##### The input #####
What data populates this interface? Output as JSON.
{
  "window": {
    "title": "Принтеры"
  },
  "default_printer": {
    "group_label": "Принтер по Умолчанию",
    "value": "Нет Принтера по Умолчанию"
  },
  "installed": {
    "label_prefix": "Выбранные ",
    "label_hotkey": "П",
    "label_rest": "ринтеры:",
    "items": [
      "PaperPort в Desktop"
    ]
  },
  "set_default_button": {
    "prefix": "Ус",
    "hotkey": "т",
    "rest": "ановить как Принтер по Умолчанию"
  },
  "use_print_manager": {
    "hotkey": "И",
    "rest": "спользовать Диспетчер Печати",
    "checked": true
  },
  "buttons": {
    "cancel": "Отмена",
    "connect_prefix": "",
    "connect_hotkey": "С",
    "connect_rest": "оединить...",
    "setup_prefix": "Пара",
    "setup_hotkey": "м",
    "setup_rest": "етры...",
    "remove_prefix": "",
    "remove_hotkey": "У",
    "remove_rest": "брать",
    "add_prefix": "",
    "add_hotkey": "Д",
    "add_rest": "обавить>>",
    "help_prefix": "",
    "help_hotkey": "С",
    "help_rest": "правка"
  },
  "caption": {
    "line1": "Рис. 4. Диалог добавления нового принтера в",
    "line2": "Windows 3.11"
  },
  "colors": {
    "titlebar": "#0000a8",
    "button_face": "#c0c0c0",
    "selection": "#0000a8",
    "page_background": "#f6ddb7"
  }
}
#####
--- What is being asked ---
From the listing above, extract all records word for word.

--- Complete response ---
What data populates this interface? Output as JSON.
{
  "window": {
    "title": "Принтеры"
  },
  "default_printer": {
    "group_label": "Принтер по Умолчанию",
    "value": "Нет Принтера по Умолчанию"
  },
  "installed": {
    "label_prefix": "Выбранные ",
    "label_hotkey": "П",
    "label_rest": "ринтеры:",
    "items": [
      "PaperPort в Desktop"
    ]
  },
  "set_default_button": {
    "prefix": "Ус",
    "hotkey": "т",
    "rest": "ановить как Принтер по Умолчанию"
  },
  "use_print_manager": {
    "hotkey": "И",
    "rest": "спользовать Диспетчер Печати",
    "checked": true
  },
  "buttons": {
    "cancel": "Отмена",
    "connect_prefix": "",
    "connect_hotkey": "С",
    "connect_rest": "оединить...",
    "setup_prefix": "Пара",
    "setup_hotkey": "м",
    "setup_rest": "етры...",
    "remove_prefix": "",
    "remove_hotkey": "У",
    "remove_rest": "брать",
    "add_prefix": "",
    "add_hotkey": "Д",
    "add_rest": "обавить>>",
    "help_prefix": "",
    "help_hotkey": "С",
    "help_rest": "правка"
  },
  "caption": {
    "line1": "Рис. 4. Диалог добавления нового принтера в",
    "line2": "Windows 3.11"
  },
  "colors": {
    "titlebar": "#0000a8",
    "button_face": "#c0c0c0",
    "selection": "#0000a8",
    "page_background": "#f6ddb7"
  }
}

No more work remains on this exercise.